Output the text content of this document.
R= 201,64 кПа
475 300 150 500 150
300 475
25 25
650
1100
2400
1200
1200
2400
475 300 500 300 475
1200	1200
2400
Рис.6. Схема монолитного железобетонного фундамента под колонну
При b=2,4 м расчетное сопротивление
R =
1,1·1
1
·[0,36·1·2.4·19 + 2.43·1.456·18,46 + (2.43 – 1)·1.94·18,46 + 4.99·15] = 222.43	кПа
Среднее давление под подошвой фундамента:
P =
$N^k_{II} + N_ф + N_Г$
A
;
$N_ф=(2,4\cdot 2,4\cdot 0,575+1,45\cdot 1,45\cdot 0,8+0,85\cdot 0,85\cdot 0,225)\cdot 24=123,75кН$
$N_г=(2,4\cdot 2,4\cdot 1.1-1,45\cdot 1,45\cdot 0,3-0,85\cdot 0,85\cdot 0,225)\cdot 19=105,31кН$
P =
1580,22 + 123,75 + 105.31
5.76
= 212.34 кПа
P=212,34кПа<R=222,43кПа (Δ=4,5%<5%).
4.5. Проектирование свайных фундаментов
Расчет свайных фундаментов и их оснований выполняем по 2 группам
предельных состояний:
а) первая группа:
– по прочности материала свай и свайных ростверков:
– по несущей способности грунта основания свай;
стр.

__________

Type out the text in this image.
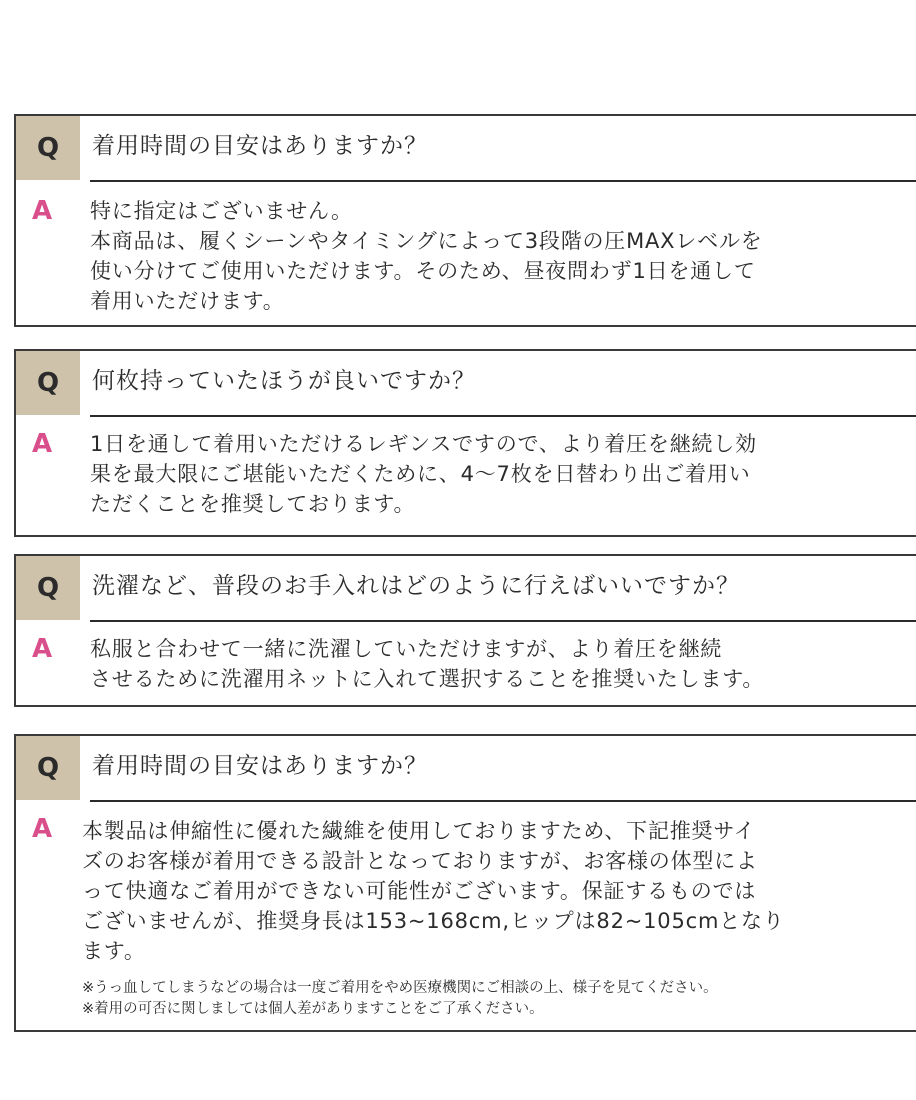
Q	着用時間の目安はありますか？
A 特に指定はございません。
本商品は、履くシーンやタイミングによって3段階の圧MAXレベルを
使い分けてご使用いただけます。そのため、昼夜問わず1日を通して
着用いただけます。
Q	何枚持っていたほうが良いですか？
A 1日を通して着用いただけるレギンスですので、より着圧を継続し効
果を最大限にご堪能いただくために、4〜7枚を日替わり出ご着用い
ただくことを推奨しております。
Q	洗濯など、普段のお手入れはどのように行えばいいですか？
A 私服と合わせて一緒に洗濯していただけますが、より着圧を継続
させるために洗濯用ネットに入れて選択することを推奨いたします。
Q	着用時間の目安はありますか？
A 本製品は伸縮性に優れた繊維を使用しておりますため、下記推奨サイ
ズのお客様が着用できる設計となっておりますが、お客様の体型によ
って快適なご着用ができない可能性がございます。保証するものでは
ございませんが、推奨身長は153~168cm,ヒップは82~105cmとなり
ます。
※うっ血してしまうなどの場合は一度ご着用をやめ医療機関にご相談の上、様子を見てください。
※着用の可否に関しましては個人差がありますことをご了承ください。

__________

What you need to do: Find each line in the records holding the string "cdot" and show it.

Answer to the task:
$N_ф=(2,4\cdot 2,4\cdot 0,575+1,45\cdot 1,45\cdot 0,8+0,85\cdot 0,85\cdot 0,225)\cdot 24=123,75кН$
$N_г=(2,4\cdot 2,4\cdot 1.1-1,45\cdot 1,45\cdot 0,3-0,85\cdot 0,85\cdot 0,225)\cdot 19=105,31кН$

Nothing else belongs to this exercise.